WHAT IS EXPECTED:
Go through the listing beneath this task and return every line that carries the string "pressure".

^^^^^^^^^^^^^^^^

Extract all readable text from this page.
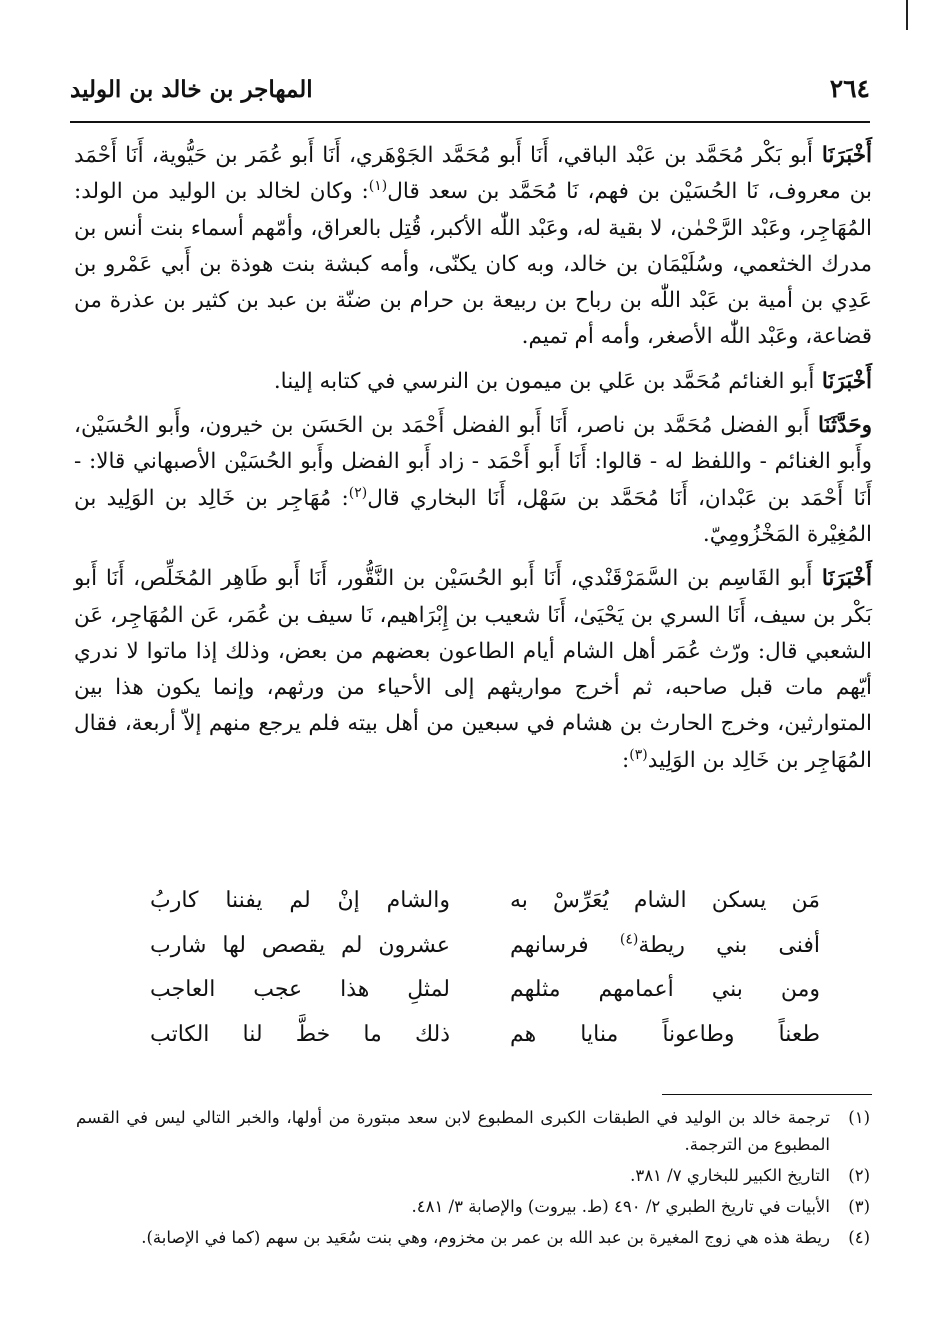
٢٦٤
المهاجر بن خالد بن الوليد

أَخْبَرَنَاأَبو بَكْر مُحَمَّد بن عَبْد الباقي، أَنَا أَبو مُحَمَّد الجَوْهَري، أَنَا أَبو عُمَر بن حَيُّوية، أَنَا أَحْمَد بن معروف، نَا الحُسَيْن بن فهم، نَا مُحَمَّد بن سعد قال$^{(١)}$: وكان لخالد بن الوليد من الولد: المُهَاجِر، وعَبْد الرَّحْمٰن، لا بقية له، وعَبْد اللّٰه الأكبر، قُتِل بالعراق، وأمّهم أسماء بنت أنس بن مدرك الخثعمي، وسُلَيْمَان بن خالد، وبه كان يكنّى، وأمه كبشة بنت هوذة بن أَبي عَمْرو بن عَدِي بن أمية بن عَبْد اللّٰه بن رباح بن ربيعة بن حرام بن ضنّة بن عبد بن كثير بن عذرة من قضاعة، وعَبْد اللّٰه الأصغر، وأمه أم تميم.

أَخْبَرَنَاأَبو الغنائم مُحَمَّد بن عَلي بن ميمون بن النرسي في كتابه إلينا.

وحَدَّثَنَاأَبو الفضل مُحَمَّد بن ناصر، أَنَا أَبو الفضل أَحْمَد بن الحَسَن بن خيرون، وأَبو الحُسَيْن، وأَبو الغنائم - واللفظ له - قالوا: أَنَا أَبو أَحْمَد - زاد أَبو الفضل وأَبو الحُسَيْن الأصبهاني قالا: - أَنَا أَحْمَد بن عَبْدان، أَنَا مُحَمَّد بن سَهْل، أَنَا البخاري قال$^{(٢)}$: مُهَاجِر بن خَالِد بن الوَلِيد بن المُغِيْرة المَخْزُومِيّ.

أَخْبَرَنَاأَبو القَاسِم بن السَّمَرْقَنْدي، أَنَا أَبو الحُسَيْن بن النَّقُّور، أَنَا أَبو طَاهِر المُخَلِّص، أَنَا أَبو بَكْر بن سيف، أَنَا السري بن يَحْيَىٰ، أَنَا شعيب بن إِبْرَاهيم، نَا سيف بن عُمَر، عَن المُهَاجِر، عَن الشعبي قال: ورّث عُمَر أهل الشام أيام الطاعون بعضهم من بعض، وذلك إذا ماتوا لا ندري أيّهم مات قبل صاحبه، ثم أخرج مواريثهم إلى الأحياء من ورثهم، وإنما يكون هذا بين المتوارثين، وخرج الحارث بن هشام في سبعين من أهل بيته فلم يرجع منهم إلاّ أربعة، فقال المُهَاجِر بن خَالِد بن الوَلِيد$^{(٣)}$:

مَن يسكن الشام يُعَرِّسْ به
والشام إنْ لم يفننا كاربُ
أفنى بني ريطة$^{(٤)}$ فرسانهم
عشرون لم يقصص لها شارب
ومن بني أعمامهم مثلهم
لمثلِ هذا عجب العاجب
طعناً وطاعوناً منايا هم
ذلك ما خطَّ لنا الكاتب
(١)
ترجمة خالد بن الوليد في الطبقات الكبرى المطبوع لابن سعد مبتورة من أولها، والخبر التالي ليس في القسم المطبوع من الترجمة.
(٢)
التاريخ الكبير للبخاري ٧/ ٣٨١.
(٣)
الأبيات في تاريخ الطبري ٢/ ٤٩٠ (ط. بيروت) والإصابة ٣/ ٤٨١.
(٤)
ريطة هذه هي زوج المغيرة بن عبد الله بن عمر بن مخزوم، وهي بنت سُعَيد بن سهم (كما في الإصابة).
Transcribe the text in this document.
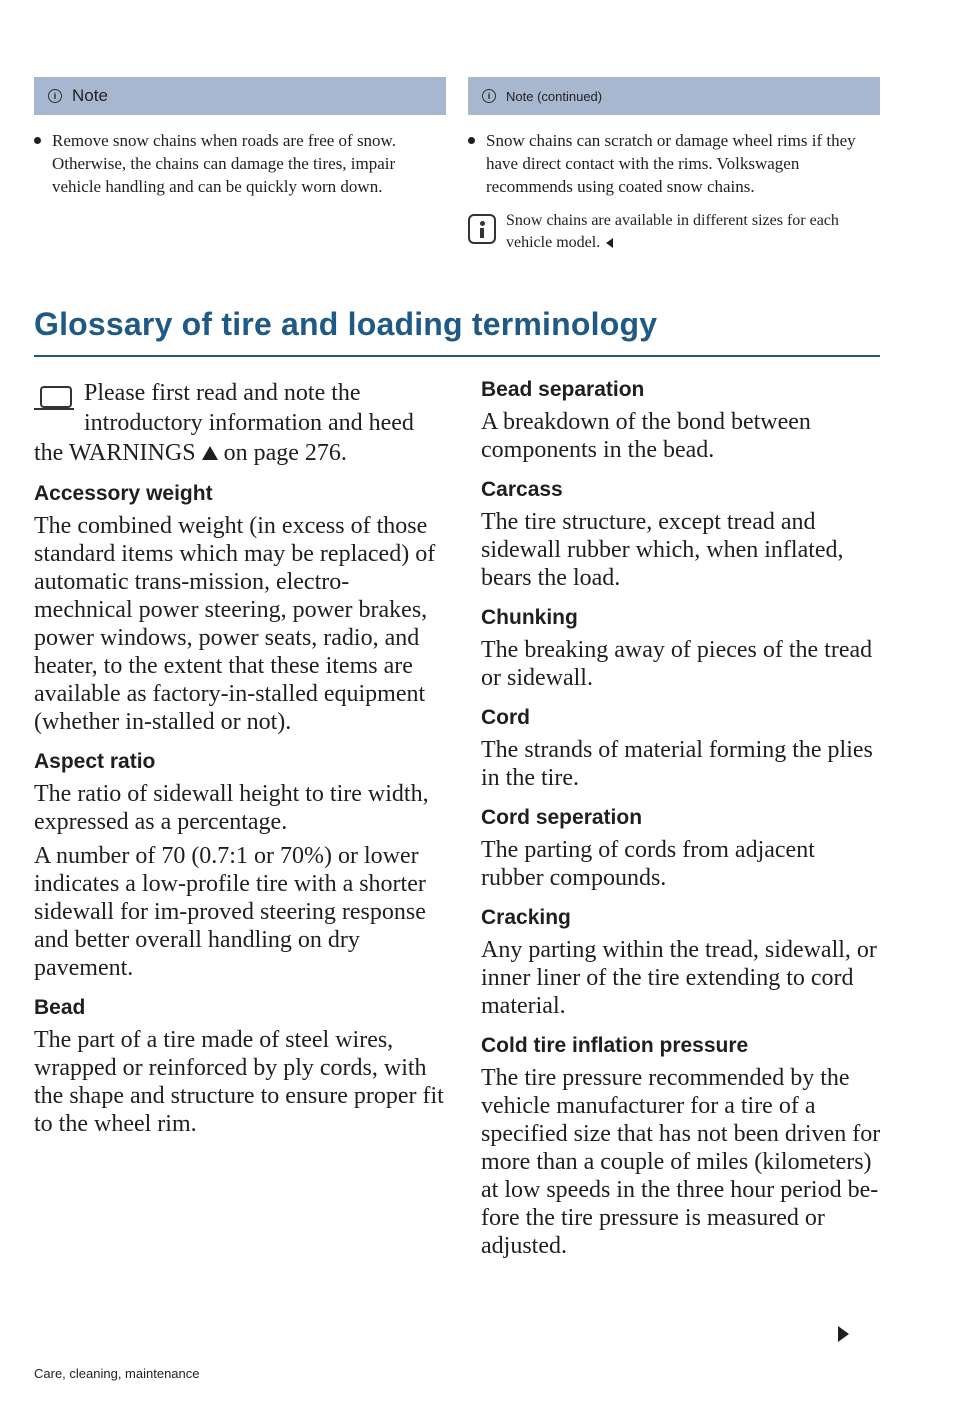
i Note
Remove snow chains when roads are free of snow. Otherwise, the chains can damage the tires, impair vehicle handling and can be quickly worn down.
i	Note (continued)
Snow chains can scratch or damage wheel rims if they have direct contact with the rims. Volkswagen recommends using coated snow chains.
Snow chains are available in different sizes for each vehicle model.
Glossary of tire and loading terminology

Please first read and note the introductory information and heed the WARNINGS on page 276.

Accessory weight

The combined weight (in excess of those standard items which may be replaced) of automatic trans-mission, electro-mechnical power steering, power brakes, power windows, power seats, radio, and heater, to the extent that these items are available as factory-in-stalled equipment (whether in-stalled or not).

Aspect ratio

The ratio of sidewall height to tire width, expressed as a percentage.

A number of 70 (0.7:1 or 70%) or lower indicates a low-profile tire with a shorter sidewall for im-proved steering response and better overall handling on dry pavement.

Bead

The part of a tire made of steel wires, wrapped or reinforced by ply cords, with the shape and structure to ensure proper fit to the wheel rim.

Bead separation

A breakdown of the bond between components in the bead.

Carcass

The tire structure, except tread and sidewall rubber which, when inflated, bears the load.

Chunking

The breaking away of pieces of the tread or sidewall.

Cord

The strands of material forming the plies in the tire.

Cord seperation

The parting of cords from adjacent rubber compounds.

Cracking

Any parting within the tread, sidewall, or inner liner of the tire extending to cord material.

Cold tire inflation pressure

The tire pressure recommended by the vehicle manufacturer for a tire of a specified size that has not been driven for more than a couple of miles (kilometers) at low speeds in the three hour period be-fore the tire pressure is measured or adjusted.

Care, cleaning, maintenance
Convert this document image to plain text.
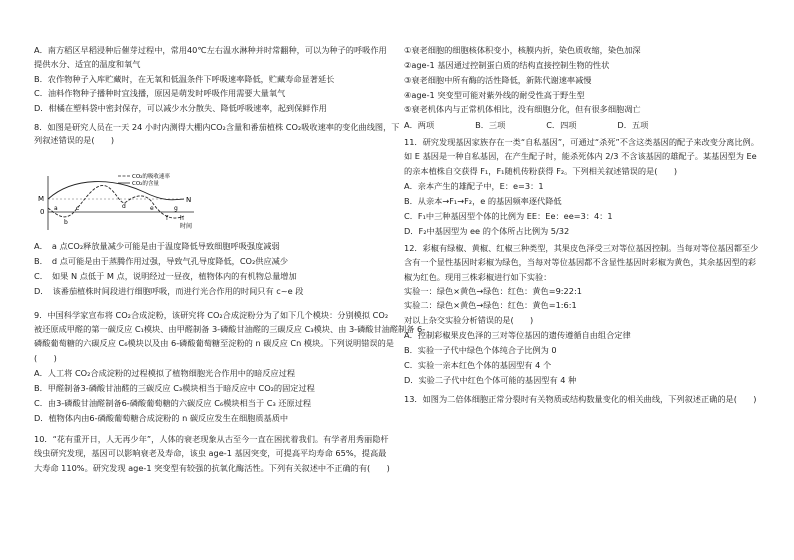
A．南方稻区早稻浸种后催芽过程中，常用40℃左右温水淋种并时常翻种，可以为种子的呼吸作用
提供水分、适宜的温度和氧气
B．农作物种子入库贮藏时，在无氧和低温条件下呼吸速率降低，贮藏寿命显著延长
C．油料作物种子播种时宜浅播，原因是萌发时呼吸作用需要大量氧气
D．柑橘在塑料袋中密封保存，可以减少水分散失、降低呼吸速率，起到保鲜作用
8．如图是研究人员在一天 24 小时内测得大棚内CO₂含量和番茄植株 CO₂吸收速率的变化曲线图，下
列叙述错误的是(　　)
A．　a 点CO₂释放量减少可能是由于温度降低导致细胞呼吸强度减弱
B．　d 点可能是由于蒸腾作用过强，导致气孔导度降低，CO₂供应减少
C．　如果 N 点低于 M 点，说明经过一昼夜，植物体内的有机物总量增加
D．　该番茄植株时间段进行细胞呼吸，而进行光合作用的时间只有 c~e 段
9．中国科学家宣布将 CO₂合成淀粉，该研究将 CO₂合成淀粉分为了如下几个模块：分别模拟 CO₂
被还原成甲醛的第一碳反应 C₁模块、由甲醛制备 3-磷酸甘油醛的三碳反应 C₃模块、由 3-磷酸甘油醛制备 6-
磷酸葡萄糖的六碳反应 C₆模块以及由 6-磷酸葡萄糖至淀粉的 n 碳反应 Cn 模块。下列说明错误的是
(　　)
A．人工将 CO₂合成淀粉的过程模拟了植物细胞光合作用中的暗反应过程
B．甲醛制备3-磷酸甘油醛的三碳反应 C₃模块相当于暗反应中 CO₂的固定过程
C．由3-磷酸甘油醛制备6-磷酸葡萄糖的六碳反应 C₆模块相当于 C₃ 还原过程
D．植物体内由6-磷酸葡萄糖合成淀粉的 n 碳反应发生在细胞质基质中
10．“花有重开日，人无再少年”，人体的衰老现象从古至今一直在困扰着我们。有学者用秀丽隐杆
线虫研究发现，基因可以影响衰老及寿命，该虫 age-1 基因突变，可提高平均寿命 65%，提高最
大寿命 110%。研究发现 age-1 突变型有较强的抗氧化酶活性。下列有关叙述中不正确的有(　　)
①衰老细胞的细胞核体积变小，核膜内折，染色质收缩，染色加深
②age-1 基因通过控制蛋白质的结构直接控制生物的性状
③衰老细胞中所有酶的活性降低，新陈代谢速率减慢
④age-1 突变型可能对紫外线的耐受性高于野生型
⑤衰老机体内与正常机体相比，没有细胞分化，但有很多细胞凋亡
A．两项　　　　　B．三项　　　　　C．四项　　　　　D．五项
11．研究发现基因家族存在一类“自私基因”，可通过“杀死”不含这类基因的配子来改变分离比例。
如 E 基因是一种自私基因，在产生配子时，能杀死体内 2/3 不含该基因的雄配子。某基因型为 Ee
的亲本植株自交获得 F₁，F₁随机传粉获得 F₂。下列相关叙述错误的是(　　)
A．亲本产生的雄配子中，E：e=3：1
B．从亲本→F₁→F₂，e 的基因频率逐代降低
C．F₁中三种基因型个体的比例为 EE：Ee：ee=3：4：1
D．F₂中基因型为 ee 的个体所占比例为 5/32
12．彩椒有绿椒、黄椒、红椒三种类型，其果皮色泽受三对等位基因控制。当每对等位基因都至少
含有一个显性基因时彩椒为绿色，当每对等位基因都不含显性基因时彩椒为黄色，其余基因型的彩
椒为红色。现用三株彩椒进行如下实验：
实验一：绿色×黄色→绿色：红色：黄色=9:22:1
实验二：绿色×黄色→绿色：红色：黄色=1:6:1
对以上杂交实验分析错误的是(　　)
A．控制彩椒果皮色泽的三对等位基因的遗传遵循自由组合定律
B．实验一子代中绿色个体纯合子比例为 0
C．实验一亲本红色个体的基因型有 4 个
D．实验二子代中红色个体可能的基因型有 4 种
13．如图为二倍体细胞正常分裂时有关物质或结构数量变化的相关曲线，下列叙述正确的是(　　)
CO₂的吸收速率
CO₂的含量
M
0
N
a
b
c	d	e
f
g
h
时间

^^^^^^^^^^^^^^^^

FULL SOLUTION:
Cold tire inflation pressure
The tire pressure recommended by the vehicle manufacturer for a tire of a specified size that has not been driven for more than a couple of miles (kilometers) at low speeds in the three hour period be-fore the tire pressure is measured or adjusted.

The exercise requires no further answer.